▶ **PROBLEM STATEMENT**
Return each line containing the string "start".

━━━━━━━━━━━━━━━━

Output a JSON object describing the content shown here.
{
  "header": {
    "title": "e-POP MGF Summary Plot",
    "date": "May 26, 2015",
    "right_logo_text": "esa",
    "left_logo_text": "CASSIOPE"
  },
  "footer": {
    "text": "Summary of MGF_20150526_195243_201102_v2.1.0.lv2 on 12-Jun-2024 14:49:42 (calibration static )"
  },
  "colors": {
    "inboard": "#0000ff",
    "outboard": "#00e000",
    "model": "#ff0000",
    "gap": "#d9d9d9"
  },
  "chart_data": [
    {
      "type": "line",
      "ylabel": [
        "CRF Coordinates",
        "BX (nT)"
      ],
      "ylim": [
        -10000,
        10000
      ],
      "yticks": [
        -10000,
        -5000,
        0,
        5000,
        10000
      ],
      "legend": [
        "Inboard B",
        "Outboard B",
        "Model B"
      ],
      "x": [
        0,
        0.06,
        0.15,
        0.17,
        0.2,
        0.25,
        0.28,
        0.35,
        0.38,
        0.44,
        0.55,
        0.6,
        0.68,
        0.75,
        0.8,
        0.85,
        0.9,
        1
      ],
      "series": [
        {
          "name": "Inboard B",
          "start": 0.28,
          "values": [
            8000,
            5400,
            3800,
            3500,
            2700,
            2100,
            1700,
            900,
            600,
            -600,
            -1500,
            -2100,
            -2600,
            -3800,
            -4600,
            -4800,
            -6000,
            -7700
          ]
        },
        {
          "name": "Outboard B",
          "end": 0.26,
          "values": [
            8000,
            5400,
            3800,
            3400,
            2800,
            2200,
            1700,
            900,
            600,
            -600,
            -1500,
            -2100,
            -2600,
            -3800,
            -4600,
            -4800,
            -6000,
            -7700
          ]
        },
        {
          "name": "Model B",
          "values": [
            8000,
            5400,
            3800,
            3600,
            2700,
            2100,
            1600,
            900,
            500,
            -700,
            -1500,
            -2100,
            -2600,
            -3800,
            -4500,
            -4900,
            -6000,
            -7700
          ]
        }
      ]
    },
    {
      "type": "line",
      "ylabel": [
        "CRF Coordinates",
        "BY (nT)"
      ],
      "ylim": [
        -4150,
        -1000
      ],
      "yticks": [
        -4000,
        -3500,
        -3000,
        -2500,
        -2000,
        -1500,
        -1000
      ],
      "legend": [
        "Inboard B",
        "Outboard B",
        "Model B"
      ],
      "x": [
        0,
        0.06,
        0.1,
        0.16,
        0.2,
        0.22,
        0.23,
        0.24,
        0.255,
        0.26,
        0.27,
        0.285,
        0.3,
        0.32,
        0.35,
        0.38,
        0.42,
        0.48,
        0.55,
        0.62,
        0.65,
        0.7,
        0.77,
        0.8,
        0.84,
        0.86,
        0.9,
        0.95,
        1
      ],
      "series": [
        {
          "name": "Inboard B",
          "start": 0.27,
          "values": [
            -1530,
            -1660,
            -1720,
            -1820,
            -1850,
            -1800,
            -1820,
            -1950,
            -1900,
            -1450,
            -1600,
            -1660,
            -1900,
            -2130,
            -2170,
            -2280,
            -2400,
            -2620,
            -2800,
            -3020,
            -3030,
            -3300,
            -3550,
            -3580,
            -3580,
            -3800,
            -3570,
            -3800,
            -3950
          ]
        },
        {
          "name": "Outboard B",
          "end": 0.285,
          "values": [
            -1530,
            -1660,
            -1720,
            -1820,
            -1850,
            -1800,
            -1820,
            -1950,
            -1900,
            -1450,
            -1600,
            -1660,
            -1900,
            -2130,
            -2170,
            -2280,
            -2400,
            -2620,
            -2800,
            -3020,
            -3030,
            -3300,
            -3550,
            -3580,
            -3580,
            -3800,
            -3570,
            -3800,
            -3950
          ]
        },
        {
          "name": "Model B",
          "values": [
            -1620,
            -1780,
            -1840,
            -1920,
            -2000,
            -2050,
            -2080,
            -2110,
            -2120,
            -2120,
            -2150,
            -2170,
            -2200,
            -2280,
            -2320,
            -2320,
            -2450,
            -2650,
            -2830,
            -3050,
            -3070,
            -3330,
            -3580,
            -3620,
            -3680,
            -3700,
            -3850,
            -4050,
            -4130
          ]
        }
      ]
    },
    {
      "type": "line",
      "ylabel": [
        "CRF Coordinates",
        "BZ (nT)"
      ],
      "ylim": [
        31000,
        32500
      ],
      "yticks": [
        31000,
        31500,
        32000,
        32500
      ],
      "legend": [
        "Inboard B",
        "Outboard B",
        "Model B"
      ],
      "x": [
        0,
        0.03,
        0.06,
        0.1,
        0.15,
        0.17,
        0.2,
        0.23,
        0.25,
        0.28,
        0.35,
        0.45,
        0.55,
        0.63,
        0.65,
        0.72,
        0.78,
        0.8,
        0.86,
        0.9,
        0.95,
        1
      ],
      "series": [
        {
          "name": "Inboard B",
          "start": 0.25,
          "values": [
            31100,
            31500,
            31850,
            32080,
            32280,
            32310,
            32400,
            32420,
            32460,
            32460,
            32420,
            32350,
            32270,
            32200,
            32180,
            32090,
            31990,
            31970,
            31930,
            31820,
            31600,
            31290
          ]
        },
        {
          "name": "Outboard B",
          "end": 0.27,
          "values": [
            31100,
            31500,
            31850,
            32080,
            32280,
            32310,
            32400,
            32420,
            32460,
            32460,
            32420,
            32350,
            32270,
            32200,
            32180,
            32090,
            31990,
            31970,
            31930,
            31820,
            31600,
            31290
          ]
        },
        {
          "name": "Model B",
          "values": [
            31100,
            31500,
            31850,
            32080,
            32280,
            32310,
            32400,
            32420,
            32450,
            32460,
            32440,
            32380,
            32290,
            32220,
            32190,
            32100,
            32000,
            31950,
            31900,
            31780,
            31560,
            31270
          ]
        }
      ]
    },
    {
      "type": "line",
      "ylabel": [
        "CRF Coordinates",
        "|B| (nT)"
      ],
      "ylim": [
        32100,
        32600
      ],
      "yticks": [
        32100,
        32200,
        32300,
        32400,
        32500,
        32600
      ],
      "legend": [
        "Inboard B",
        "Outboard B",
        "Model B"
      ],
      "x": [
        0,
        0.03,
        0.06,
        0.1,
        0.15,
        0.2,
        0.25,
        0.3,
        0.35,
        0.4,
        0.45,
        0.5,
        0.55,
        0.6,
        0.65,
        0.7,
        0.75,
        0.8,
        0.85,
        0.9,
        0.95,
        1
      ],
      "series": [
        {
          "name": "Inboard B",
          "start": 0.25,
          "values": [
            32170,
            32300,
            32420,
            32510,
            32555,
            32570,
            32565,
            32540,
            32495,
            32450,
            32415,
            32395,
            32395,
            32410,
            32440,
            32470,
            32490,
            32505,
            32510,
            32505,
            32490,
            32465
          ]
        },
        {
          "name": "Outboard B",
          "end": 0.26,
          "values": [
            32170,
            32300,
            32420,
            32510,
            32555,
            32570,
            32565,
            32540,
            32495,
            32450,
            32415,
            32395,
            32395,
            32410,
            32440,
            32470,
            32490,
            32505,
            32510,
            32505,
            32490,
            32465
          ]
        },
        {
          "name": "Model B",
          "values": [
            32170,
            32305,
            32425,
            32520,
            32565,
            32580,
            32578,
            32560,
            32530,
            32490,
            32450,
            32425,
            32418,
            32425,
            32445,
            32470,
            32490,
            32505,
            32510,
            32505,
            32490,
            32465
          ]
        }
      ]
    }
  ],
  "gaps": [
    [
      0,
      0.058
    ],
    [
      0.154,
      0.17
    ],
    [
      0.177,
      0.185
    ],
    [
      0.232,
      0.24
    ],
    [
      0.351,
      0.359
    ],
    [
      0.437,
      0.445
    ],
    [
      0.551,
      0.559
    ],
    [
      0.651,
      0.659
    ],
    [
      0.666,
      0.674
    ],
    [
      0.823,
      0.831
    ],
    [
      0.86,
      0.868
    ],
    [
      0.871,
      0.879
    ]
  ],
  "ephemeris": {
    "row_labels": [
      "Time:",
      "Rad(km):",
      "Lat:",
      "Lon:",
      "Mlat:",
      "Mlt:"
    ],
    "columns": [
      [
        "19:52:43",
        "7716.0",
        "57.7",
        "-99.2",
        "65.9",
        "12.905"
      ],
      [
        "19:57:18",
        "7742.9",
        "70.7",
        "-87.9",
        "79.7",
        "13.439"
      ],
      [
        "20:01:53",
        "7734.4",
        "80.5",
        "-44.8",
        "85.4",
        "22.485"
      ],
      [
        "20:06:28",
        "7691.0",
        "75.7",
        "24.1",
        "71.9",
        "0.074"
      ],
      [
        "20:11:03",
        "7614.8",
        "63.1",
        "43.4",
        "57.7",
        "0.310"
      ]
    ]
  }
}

━━━━━━━━━━━━━━━━

▶ **EXERCISE OUTPUT**
          "start": 0.28,
          "start": 0.27,
          "start": 0.25,
          "start": 0.25,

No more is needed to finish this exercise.